SET TASK: The data below needs to be returned exactly, line for line.
BEGIN MATERIAL SUPPLIED
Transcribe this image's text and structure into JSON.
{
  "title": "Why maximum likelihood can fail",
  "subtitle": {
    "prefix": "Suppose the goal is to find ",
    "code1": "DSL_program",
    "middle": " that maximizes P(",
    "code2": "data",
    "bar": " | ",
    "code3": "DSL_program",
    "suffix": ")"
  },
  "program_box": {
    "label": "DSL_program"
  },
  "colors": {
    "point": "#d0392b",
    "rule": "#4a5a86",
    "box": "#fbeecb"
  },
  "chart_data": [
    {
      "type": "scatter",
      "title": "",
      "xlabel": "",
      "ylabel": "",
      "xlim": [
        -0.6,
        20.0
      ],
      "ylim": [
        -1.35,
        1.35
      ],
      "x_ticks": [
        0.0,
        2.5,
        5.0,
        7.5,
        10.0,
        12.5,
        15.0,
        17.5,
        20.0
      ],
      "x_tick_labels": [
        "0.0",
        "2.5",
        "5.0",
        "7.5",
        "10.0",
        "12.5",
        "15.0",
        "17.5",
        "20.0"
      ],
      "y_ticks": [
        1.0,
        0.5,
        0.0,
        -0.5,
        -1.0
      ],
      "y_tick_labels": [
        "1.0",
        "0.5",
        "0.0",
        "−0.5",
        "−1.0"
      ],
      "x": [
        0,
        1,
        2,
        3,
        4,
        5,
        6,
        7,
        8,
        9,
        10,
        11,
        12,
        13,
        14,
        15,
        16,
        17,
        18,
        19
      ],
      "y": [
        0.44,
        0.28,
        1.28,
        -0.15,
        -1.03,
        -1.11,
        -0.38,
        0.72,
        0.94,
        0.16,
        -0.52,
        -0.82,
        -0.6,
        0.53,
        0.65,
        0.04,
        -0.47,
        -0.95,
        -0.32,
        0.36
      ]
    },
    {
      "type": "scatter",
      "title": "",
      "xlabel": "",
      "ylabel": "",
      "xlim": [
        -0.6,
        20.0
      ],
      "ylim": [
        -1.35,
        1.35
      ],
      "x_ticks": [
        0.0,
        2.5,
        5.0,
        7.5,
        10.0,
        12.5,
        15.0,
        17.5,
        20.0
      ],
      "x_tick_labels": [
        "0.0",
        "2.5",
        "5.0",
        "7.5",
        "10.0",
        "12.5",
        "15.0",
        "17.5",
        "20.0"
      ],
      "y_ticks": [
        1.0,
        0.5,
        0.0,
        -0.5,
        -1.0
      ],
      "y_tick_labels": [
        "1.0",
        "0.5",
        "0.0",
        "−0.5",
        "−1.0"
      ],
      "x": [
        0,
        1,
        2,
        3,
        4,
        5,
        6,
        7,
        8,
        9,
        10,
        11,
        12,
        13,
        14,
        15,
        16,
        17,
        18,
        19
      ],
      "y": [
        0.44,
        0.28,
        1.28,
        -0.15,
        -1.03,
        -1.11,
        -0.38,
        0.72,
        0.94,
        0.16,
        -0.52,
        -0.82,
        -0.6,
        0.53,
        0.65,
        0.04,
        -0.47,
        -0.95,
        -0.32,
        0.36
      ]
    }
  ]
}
END MATERIAL SUPPLIED
RESULT FOR THIS EXERCISE:
Transcribe this image's text and structure into JSON.
{
  "title": "Why maximum likelihood can fail",
  "subtitle": {
    "prefix": "Suppose the goal is to find ",
    "code1": "DSL_program",
    "middle": " that maximizes P(",
    "code2": "data",
    "bar": " | ",
    "code3": "DSL_program",
    "suffix": ")"
  },
  "program_box": {
    "label": "DSL_program"
  },
  "colors": {
    "point": "#d0392b",
    "rule": "#4a5a86",
    "box": "#fbeecb"
  },
  "chart_data": [
    {
      "type": "scatter",
      "title": "",
      "xlabel": "",
      "ylabel": "",
      "xlim": [
        -0.6,
        20.0
      ],
      "ylim": [
        -1.35,
        1.35
      ],
      "x_ticks": [
        0.0,
        2.5,
        5.0,
        7.5,
        10.0,
        12.5,
        15.0,
        17.5,
        20.0
      ],
      "x_tick_labels": [
        "0.0",
        "2.5",
        "5.0",
        "7.5",
        "10.0",
        "12.5",
        "15.0",
        "17.5",
        "20.0"
      ],
      "y_ticks": [
        1.0,
        0.5,
        0.0,
        -0.5,
        -1.0
      ],
      "y_tick_labels": [
        "1.0",
        "0.5",
        "0.0",
        "−0.5",
        "−1.0"
      ],
      "x": [
        0,
        1,
        2,
        3,
        4,
        5,
        6,
        7,
        8,
        9,
        10,
        11,
        12,
        13,
        14,
        15,
        16,
        17,
        18,
        19
      ],
      "y": [
        0.44,
        0.28,
        1.28,
        -0.15,
        -1.03,
        -1.11,
        -0.38,
        0.72,
        0.94,
        0.16,
        -0.52,
        -0.82,
        -0.6,
        0.53,
        0.65,
        0.04,
        -0.47,
        -0.95,
        -0.32,
        0.36
      ]
    },
    {
      "type": "scatter",
      "title": "",
      "xlabel": "",
      "ylabel": "",
      "xlim": [
        -0.6,
        20.0
      ],
      "ylim": [
        -1.35,
        1.35
      ],
      "x_ticks": [
        0.0,
        2.5,
        5.0,
        7.5,
        10.0,
        12.5,
        15.0,
        17.5,
        20.0
      ],
      "x_tick_labels": [
        "0.0",
        "2.5",
        "5.0",
        "7.5",
        "10.0",
        "12.5",
        "15.0",
        "17.5",
        "20.0"
      ],
      "y_ticks": [
        1.0,
        0.5,
        0.0,
        -0.5,
        -1.0
      ],
      "y_tick_labels": [
        "1.0",
        "0.5",
        "0.0",
        "−0.5",
        "−1.0"
      ],
      "x": [
        0,
        1,
        2,
        3,
        4,
        5,
        6,
        7,
        8,
        9,
        10,
        11,
        12,
        13,
        14,
        15,
        16,
        17,
        18,
        19
      ],
      "y": [
        0.44,
        0.28,
        1.28,
        -0.15,
        -1.03,
        -1.11,
        -0.38,
        0.72,
        0.94,
        0.16,
        -0.52,
        -0.82,
        -0.6,
        0.53,
        0.65,
        0.04,
        -0.47,
        -0.95,
        -0.32,
        0.36
      ]
    }
  ]
}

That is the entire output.